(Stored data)
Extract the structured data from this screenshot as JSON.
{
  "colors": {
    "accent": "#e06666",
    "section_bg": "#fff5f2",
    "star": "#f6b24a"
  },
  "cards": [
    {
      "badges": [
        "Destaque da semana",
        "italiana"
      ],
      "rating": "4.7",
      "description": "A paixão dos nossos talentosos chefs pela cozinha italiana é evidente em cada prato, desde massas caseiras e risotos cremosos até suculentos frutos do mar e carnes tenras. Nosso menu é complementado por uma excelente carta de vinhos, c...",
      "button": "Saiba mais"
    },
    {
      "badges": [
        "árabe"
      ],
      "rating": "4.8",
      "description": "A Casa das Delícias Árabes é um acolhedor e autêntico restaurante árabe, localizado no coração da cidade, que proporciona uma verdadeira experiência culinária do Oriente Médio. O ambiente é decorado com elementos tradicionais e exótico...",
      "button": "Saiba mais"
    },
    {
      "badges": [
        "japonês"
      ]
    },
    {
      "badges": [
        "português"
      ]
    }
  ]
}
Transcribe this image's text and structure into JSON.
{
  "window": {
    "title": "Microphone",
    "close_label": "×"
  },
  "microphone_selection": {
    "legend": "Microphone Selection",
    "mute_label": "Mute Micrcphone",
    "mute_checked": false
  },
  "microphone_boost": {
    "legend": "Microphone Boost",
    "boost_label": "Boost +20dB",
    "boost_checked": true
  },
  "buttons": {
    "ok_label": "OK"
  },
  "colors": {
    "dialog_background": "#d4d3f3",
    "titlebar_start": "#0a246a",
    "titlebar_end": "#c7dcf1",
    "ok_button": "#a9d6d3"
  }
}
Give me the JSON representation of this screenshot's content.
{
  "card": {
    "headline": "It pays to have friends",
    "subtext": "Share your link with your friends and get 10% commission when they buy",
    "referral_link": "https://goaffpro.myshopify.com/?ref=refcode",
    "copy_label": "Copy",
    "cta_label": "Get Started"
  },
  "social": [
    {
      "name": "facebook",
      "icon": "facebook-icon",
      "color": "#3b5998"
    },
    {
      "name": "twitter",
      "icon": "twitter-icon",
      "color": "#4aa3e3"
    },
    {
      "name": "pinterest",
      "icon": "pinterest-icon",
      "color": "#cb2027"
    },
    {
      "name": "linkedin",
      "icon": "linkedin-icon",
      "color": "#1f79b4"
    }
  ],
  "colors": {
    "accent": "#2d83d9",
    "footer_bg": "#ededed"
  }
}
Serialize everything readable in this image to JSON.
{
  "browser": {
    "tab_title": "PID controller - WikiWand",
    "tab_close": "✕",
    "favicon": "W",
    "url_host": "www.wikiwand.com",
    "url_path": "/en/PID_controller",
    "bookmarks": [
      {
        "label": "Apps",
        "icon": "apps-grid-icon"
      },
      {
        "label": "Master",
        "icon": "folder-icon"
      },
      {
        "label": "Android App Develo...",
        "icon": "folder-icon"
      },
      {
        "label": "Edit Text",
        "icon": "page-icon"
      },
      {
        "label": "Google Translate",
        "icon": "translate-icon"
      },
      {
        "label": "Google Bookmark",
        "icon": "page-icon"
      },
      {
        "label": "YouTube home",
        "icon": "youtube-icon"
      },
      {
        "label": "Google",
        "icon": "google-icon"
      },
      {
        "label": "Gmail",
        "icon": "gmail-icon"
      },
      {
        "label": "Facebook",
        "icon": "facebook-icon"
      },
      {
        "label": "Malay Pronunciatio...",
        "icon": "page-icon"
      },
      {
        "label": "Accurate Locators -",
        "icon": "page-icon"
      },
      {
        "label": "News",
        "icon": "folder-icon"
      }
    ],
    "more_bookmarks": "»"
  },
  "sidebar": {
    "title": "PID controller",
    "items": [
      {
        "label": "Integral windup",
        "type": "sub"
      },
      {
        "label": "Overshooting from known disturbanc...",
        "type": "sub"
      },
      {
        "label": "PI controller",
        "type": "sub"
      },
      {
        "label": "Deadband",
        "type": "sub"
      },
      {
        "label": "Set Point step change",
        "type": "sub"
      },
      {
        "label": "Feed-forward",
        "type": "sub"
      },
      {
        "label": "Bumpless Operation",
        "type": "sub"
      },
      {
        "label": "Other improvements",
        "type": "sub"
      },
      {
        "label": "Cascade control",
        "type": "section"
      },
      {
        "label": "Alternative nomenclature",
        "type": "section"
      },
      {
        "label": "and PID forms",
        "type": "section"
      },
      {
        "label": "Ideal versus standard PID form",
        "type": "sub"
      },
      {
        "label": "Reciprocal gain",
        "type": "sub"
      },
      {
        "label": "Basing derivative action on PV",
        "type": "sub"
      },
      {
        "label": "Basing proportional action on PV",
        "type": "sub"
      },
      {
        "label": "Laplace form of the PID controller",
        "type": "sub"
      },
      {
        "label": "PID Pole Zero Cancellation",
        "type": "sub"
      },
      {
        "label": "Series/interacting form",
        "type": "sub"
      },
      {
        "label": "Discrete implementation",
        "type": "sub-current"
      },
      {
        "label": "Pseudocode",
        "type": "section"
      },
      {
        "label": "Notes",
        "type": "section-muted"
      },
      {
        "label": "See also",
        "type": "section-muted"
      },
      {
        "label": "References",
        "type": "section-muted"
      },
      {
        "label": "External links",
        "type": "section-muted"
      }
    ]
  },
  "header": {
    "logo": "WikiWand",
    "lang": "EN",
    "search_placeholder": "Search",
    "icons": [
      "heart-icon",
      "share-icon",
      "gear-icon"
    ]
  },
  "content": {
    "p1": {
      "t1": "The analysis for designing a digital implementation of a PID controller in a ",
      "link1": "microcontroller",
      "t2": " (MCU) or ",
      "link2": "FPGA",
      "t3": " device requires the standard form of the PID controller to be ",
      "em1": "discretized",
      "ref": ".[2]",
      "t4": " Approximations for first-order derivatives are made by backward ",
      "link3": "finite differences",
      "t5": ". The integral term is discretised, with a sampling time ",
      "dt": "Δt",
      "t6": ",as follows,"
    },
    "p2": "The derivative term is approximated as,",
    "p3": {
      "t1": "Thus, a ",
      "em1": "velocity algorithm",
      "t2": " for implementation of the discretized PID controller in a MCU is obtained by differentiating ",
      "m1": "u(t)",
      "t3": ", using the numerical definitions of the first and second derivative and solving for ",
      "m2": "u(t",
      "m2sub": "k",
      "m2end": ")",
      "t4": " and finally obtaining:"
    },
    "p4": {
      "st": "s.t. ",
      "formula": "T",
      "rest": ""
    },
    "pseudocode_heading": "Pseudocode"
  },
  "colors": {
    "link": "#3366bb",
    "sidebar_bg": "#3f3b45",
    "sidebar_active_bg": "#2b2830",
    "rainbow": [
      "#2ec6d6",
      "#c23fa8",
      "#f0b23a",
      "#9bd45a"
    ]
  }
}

* [What the task asks]: Type out the whole listing above again, exactly as it stands.

* [Finished exercise]:
Extract the structured data from this screenshot as JSON.
{
  "colors": {
    "accent": "#e06666",
    "section_bg": "#fff5f2",
    "star": "#f6b24a"
  },
  "cards": [
    {
      "badges": [
        "Destaque da semana",
        "italiana"
      ],
      "rating": "4.7",
      "description": "A paixão dos nossos talentosos chefs pela cozinha italiana é evidente em cada prato, desde massas caseiras e risotos cremosos até suculentos frutos do mar e carnes tenras. Nosso menu é complementado por uma excelente carta de vinhos, c...",
      "button": "Saiba mais"
    },
    {
      "badges": [
        "árabe"
      ],
      "rating": "4.8",
      "description": "A Casa das Delícias Árabes é um acolhedor e autêntico restaurante árabe, localizado no coração da cidade, que proporciona uma verdadeira experiência culinária do Oriente Médio. O ambiente é decorado com elementos tradicionais e exótico...",
      "button": "Saiba mais"
    },
    {
      "badges": [
        "japonês"
      ]
    },
    {
      "badges": [
        "português"
      ]
    }
  ]
}
Transcribe this image's text and structure into JSON.
{
  "window": {
    "title": "Microphone",
    "close_label": "×"
  },
  "microphone_selection": {
    "legend": "Microphone Selection",
    "mute_label": "Mute Micrcphone",
    "mute_checked": false
  },
  "microphone_boost": {
    "legend": "Microphone Boost",
    "boost_label": "Boost +20dB",
    "boost_checked": true
  },
  "buttons": {
    "ok_label": "OK"
  },
  "colors": {
    "dialog_background": "#d4d3f3",
    "titlebar_start": "#0a246a",
    "titlebar_end": "#c7dcf1",
    "ok_button": "#a9d6d3"
  }
}
Give me the JSON representation of this screenshot's content.
{
  "card": {
    "headline": "It pays to have friends",
    "subtext": "Share your link with your friends and get 10% commission when they buy",
    "referral_link": "https://goaffpro.myshopify.com/?ref=refcode",
    "copy_label": "Copy",
    "cta_label": "Get Started"
  },
  "social": [
    {
      "name": "facebook",
      "icon": "facebook-icon",
      "color": "#3b5998"
    },
    {
      "name": "twitter",
      "icon": "twitter-icon",
      "color": "#4aa3e3"
    },
    {
      "name": "pinterest",
      "icon": "pinterest-icon",
      "color": "#cb2027"
    },
    {
      "name": "linkedin",
      "icon": "linkedin-icon",
      "color": "#1f79b4"
    }
  ],
  "colors": {
    "accent": "#2d83d9",
    "footer_bg": "#ededed"
  }
}
Serialize everything readable in this image to JSON.
{
  "browser": {
    "tab_title": "PID controller - WikiWand",
    "tab_close": "✕",
    "favicon": "W",
    "url_host": "www.wikiwand.com",
    "url_path": "/en/PID_controller",
    "bookmarks": [
      {
        "label": "Apps",
        "icon": "apps-grid-icon"
      },
      {
        "label": "Master",
        "icon": "folder-icon"
      },
      {
        "label": "Android App Develo...",
        "icon": "folder-icon"
      },
      {
        "label": "Edit Text",
        "icon": "page-icon"
      },
      {
        "label": "Google Translate",
        "icon": "translate-icon"
      },
      {
        "label": "Google Bookmark",
        "icon": "page-icon"
      },
      {
        "label": "YouTube home",
        "icon": "youtube-icon"
      },
      {
        "label": "Google",
        "icon": "google-icon"
      },
      {
        "label": "Gmail",
        "icon": "gmail-icon"
      },
      {
        "label": "Facebook",
        "icon": "facebook-icon"
      },
      {
        "label": "Malay Pronunciatio...",
        "icon": "page-icon"
      },
      {
        "label": "Accurate Locators -",
        "icon": "page-icon"
      },
      {
        "label": "News",
        "icon": "folder-icon"
      }
    ],
    "more_bookmarks": "»"
  },
  "sidebar": {
    "title": "PID controller",
    "items": [
      {
        "label": "Integral windup",
        "type": "sub"
      },
      {
        "label": "Overshooting from known disturbanc...",
        "type": "sub"
      },
      {
        "label": "PI controller",
        "type": "sub"
      },
      {
        "label": "Deadband",
        "type": "sub"
      },
      {
        "label": "Set Point step change",
        "type": "sub"
      },
      {
        "label": "Feed-forward",
        "type": "sub"
      },
      {
        "label": "Bumpless Operation",
        "type": "sub"
      },
      {
        "label": "Other improvements",
        "type": "sub"
      },
      {
        "label": "Cascade control",
        "type": "section"
      },
      {
        "label": "Alternative nomenclature",
        "type": "section"
      },
      {
        "label": "and PID forms",
        "type": "section"
      },
      {
        "label": "Ideal versus standard PID form",
        "type": "sub"
      },
      {
        "label": "Reciprocal gain",
        "type": "sub"
      },
      {
        "label": "Basing derivative action on PV",
        "type": "sub"
      },
      {
        "label": "Basing proportional action on PV",
        "type": "sub"
      },
      {
        "label": "Laplace form of the PID controller",
        "type": "sub"
      },
      {
        "label": "PID Pole Zero Cancellation",
        "type": "sub"
      },
      {
        "label": "Series/interacting form",
        "type": "sub"
      },
      {
        "label": "Discrete implementation",
        "type": "sub-current"
      },
      {
        "label": "Pseudocode",
        "type": "section"
      },
      {
        "label": "Notes",
        "type": "section-muted"
      },
      {
        "label": "See also",
        "type": "section-muted"
      },
      {
        "label": "References",
        "type": "section-muted"
      },
      {
        "label": "External links",
        "type": "section-muted"
      }
    ]
  },
  "header": {
    "logo": "WikiWand",
    "lang": "EN",
    "search_placeholder": "Search",
    "icons": [
      "heart-icon",
      "share-icon",
      "gear-icon"
    ]
  },
  "content": {
    "p1": {
      "t1": "The analysis for designing a digital implementation of a PID controller in a ",
      "link1": "microcontroller",
      "t2": " (MCU) or ",
      "link2": "FPGA",
      "t3": " device requires the standard form of the PID controller to be ",
      "em1": "discretized",
      "ref": ".[2]",
      "t4": " Approximations for first-order derivatives are made by backward ",
      "link3": "finite differences",
      "t5": ". The integral term is discretised, with a sampling time ",
      "dt": "Δt",
      "t6": ",as follows,"
    },
    "p2": "The derivative term is approximated as,",
    "p3": {
      "t1": "Thus, a ",
      "em1": "velocity algorithm",
      "t2": " for implementation of the discretized PID controller in a MCU is obtained by differentiating ",
      "m1": "u(t)",
      "t3": ", using the numerical definitions of the first and second derivative and solving for ",
      "m2": "u(t",
      "m2sub": "k",
      "m2end": ")",
      "t4": " and finally obtaining:"
    },
    "p4": {
      "st": "s.t. ",
      "formula": "T",
      "rest": ""
    },
    "pseudocode_heading": "Pseudocode"
  },
  "colors": {
    "link": "#3366bb",
    "sidebar_bg": "#3f3b45",
    "sidebar_active_bg": "#2b2830",
    "rainbow": [
      "#2ec6d6",
      "#c23fa8",
      "#f0b23a",
      "#9bd45a"
    ]
  }
}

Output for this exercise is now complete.